===== Excerpted data =====

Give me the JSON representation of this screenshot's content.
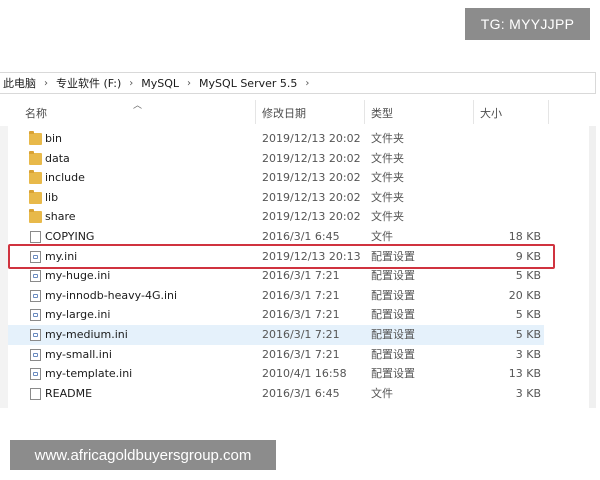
{
  "watermarks": {
    "top": "TG: MYYJJPP",
    "bottom": "www.africagoldbuyersgroup.com"
  },
  "breadcrumb": [
    "此电脑",
    "专业软件 (F:)",
    "MySQL",
    "MySQL Server 5.5"
  ],
  "breadcrumb_separator": "›",
  "columns": {
    "name": "名称",
    "date": "修改日期",
    "type": "类型",
    "size": "大小"
  },
  "files": [
    {
      "name": "bin",
      "date": "2019/12/13 20:02",
      "type": "文件夹",
      "size": "",
      "icon": "folder-icon"
    },
    {
      "name": "data",
      "date": "2019/12/13 20:02",
      "type": "文件夹",
      "size": "",
      "icon": "folder-icon"
    },
    {
      "name": "include",
      "date": "2019/12/13 20:02",
      "type": "文件夹",
      "size": "",
      "icon": "folder-icon"
    },
    {
      "name": "lib",
      "date": "2019/12/13 20:02",
      "type": "文件夹",
      "size": "",
      "icon": "folder-icon"
    },
    {
      "name": "share",
      "date": "2019/12/13 20:02",
      "type": "文件夹",
      "size": "",
      "icon": "folder-icon"
    },
    {
      "name": "COPYING",
      "date": "2016/3/1 6:45",
      "type": "文件",
      "size": "18 KB",
      "icon": "file-icon"
    },
    {
      "name": "my.ini",
      "date": "2019/12/13 20:13",
      "type": "配置设置",
      "size": "9 KB",
      "icon": "ini-file-icon"
    },
    {
      "name": "my-huge.ini",
      "date": "2016/3/1 7:21",
      "type": "配置设置",
      "size": "5 KB",
      "icon": "ini-file-icon"
    },
    {
      "name": "my-innodb-heavy-4G.ini",
      "date": "2016/3/1 7:21",
      "type": "配置设置",
      "size": "20 KB",
      "icon": "ini-file-icon"
    },
    {
      "name": "my-large.ini",
      "date": "2016/3/1 7:21",
      "type": "配置设置",
      "size": "5 KB",
      "icon": "ini-file-icon"
    },
    {
      "name": "my-medium.ini",
      "date": "2016/3/1 7:21",
      "type": "配置设置",
      "size": "5 KB",
      "icon": "ini-file-icon"
    },
    {
      "name": "my-small.ini",
      "date": "2016/3/1 7:21",
      "type": "配置设置",
      "size": "3 KB",
      "icon": "ini-file-icon"
    },
    {
      "name": "my-template.ini",
      "date": "2010/4/1 16:58",
      "type": "配置设置",
      "size": "13 KB",
      "icon": "ini-file-icon"
    },
    {
      "name": "README",
      "date": "2016/3/1 6:45",
      "type": "文件",
      "size": "3 KB",
      "icon": "file-icon"
    }
  ],
  "selected_row": "my-medium.ini",
  "highlighted_row": "my.ini",
  "colors": {
    "highlight_border": "#d0333f",
    "selection": "#e5f1fb",
    "folder": "#e8b94a"
  }
}
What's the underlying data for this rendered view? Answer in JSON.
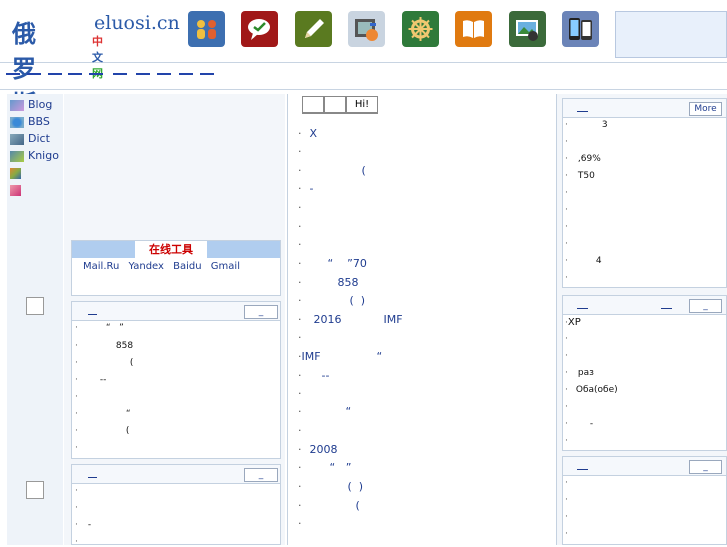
{
  "header": {
    "logo_ru": "俄罗斯",
    "logo_domain": "eluosi.cn",
    "logo_cn": [
      "中",
      "文",
      "网"
    ],
    "logo_cn_colors": [
      "#d33",
      "#2b5aa8",
      "#3a3"
    ],
    "icons": [
      {
        "name": "people-icon",
        "bg": "#3d6fb0"
      },
      {
        "name": "speech-bubble-icon",
        "bg": "#a01818"
      },
      {
        "name": "pencil-icon",
        "bg": "#5a7a20"
      },
      {
        "name": "film-icon",
        "bg": "#c9d4e0"
      },
      {
        "name": "ship-wheel-icon",
        "bg": "#2f7a3a"
      },
      {
        "name": "book-icon",
        "bg": "#e07a10"
      },
      {
        "name": "photo-camera-icon",
        "bg": "#3b6a3a"
      },
      {
        "name": "phones-icon",
        "bg": "#6b84b8"
      }
    ]
  },
  "sidebar": {
    "items": [
      {
        "label": "Blog",
        "icon": "blog-icon"
      },
      {
        "label": "BBS",
        "icon": "bbs-icon"
      },
      {
        "label": "Dict",
        "icon": "dict-icon"
      },
      {
        "label": "Knigo",
        "icon": "knigo-icon"
      },
      {
        "label": "",
        "icon": "game-icon"
      },
      {
        "label": "",
        "icon": "misc-icon"
      }
    ]
  },
  "tools": {
    "title": "在线工具",
    "links": [
      "Mail.Ru",
      "Yandex",
      "Baidu",
      "Gmail"
    ]
  },
  "left_panel_1": {
    "more": "_",
    "rows": [
      "“   ”",
      "858",
      "(",
      "--",
      "",
      "“",
      "("
    ]
  },
  "left_panel_2": {
    "more": "_",
    "rows": [
      "",
      "",
      "-",
      ""
    ]
  },
  "center": {
    "tabs": [
      "",
      "",
      "Hi!"
    ],
    "rows": [
      "X",
      "",
      "(",
      "-",
      "",
      "",
      "",
      "“    ”70",
      "858",
      "(  )",
      "2016            IMF",
      "",
      "IMF                “",
      "--",
      "",
      "“",
      "",
      "2008",
      "“   ”",
      "(  )",
      "(",
      ""
    ]
  },
  "right_panel_1": {
    "more": "More",
    "rows": [
      "3",
      "",
      ",69%",
      "T50",
      "",
      "",
      "",
      "",
      "4",
      ""
    ]
  },
  "right_panel_2": {
    "more": "_",
    "rows": [
      "XP",
      "",
      "",
      "раз",
      "Оба(обе)",
      "",
      "-",
      ""
    ]
  },
  "right_panel_3": {
    "more": "_",
    "rows": [
      "",
      "",
      "",
      "",
      ""
    ]
  }
}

=====

▶ [Exercise]:
Of the lines in the data, how many contain the word "this"? Provide the number and nothing further.

▶ [In response]:
2